- EXERCISE REQUIREMENTS -
Return the data exactly, with all pictures removed.

- DATA FOR THE TASK -
- - - - -

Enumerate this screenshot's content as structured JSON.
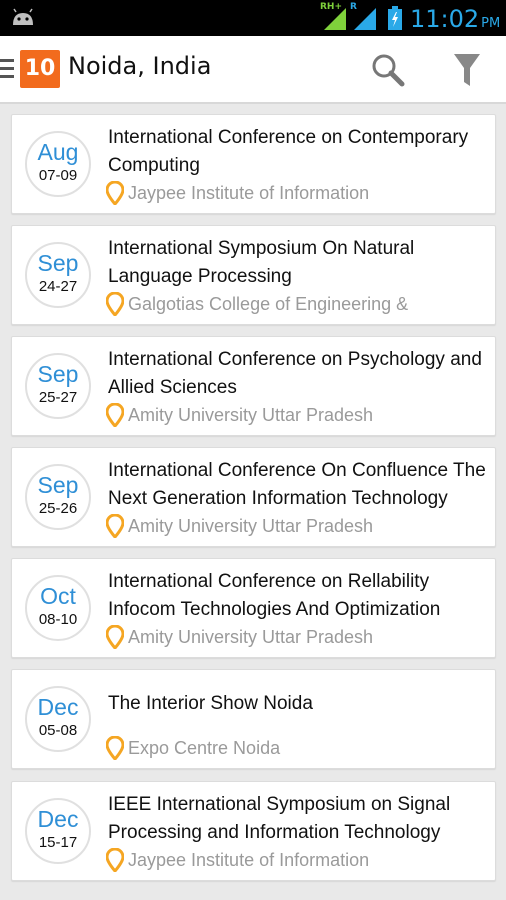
{
  "status_bar": {
    "time": "11:02",
    "ampm": "PM",
    "network_label_1": "RH+",
    "network_label_2": "R",
    "icons": [
      "android-icon",
      "signal-icon",
      "signal-icon",
      "battery-charging-icon"
    ]
  },
  "app_bar": {
    "logo_text": "10",
    "city": "Noida, India",
    "icons": [
      "menu-icon",
      "search-icon",
      "filter-icon"
    ]
  },
  "colors": {
    "accent_orange": "#f26b1d",
    "month_blue": "#2f8fd6",
    "pin_orange": "#f5a623",
    "clock_blue": "#2aa9e8"
  },
  "events": [
    {
      "month": "Aug",
      "days": "07-09",
      "title": "International Conference on  Contemporary Computing",
      "venue": "Jaypee Institute of Information"
    },
    {
      "month": "Sep",
      "days": "24-27",
      "title": "International Symposium On Natural Language Processing",
      "venue": "Galgotias College of Engineering &"
    },
    {
      "month": "Sep",
      "days": "25-27",
      "title": "International Conference on Psychology and Allied Sciences",
      "venue": "Amity University Uttar Pradesh"
    },
    {
      "month": "Sep",
      "days": "25-26",
      "title": "International Conference On Confluence The Next Generation Information Technology",
      "venue": "Amity University Uttar Pradesh"
    },
    {
      "month": "Oct",
      "days": "08-10",
      "title": "International Conference on Rellability Infocom Technologies And Optimization",
      "venue": "Amity University Uttar Pradesh"
    },
    {
      "month": "Dec",
      "days": "05-08",
      "title": "The Interior Show Noida",
      "venue": "Expo Centre Noida"
    },
    {
      "month": "Dec",
      "days": "15-17",
      "title": "IEEE International Symposium on Signal Processing and Information Technology",
      "venue": "Jaypee Institute of Information"
    }
  ]
}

- - - - -

- EXERCISE RESULT -
Enumerate this screenshot's content as structured JSON.
{
  "status_bar": {
    "time": "11:02",
    "ampm": "PM",
    "network_label_1": "RH+",
    "network_label_2": "R",
    "icons": [
      "android-icon",
      "signal-icon",
      "signal-icon",
      "battery-charging-icon"
    ]
  },
  "app_bar": {
    "logo_text": "10",
    "city": "Noida, India",
    "icons": [
      "menu-icon",
      "search-icon",
      "filter-icon"
    ]
  },
  "colors": {
    "accent_orange": "#f26b1d",
    "month_blue": "#2f8fd6",
    "pin_orange": "#f5a623",
    "clock_blue": "#2aa9e8"
  },
  "events": [
    {
      "month": "Aug",
      "days": "07-09",
      "title": "International Conference on  Contemporary Computing",
      "venue": "Jaypee Institute of Information"
    },
    {
      "month": "Sep",
      "days": "24-27",
      "title": "International Symposium On Natural Language Processing",
      "venue": "Galgotias College of Engineering &"
    },
    {
      "month": "Sep",
      "days": "25-27",
      "title": "International Conference on Psychology and Allied Sciences",
      "venue": "Amity University Uttar Pradesh"
    },
    {
      "month": "Sep",
      "days": "25-26",
      "title": "International Conference On Confluence The Next Generation Information Technology",
      "venue": "Amity University Uttar Pradesh"
    },
    {
      "month": "Oct",
      "days": "08-10",
      "title": "International Conference on Rellability Infocom Technologies And Optimization",
      "venue": "Amity University Uttar Pradesh"
    },
    {
      "month": "Dec",
      "days": "05-08",
      "title": "The Interior Show Noida",
      "venue": "Expo Centre Noida"
    },
    {
      "month": "Dec",
      "days": "15-17",
      "title": "IEEE International Symposium on Signal Processing and Information Technology",
      "venue": "Jaypee Institute of Information"
    }
  ]
}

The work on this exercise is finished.